→ AIM
Starting from the line containing "Output the text content of this document.", write out the rest of the entries exactly, through the final line, including nothing else.

# # # # #

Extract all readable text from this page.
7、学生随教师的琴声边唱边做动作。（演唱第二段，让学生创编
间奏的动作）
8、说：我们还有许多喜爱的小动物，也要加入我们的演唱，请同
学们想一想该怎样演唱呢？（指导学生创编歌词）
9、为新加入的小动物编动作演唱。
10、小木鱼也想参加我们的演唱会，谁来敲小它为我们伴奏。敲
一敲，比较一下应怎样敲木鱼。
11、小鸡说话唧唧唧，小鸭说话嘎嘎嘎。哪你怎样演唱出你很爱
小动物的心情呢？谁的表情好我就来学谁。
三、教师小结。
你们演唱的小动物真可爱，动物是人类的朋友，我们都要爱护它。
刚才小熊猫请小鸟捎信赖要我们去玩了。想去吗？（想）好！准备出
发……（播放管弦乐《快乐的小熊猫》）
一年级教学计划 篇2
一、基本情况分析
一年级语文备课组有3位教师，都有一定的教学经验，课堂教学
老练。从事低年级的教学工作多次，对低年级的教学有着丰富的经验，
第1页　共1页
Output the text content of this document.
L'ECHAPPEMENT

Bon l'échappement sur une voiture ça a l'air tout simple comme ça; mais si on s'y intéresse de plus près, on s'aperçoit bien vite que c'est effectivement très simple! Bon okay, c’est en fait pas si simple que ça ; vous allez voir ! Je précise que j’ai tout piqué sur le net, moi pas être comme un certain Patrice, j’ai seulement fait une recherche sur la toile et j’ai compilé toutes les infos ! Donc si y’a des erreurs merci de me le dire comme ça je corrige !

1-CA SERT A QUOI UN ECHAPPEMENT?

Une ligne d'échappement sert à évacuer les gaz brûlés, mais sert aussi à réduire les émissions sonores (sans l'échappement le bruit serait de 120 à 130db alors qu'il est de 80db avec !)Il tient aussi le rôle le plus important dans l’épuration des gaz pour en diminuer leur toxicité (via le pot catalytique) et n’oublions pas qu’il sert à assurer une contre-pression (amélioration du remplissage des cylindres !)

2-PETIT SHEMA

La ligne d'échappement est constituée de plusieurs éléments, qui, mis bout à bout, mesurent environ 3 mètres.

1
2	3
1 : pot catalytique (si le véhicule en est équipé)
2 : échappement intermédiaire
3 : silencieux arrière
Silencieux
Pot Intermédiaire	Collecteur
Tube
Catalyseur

# # # # #

→ THE SOLUTION
Output the text content of this document.
L'ECHAPPEMENT

Bon l'échappement sur une voiture ça a l'air tout simple comme ça; mais si on s'y intéresse de plus près, on s'aperçoit bien vite que c'est effectivement très simple! Bon okay, c’est en fait pas si simple que ça ; vous allez voir ! Je précise que j’ai tout piqué sur le net, moi pas être comme un certain Patrice, j’ai seulement fait une recherche sur la toile et j’ai compilé toutes les infos ! Donc si y’a des erreurs merci de me le dire comme ça je corrige !

1-CA SERT A QUOI UN ECHAPPEMENT?

Une ligne d'échappement sert à évacuer les gaz brûlés, mais sert aussi à réduire les émissions sonores (sans l'échappement le bruit serait de 120 à 130db alors qu'il est de 80db avec !)Il tient aussi le rôle le plus important dans l’épuration des gaz pour en diminuer leur toxicité (via le pot catalytique) et n’oublions pas qu’il sert à assurer une contre-pression (amélioration du remplissage des cylindres !)

2-PETIT SHEMA

La ligne d'échappement est constituée de plusieurs éléments, qui, mis bout à bout, mesurent environ 3 mètres.

1
2	3
1 : pot catalytique (si le véhicule en est équipé)
2 : échappement intermédiaire
3 : silencieux arrière
Silencieux
Pot Intermédiaire	Collecteur
Tube
Catalyseur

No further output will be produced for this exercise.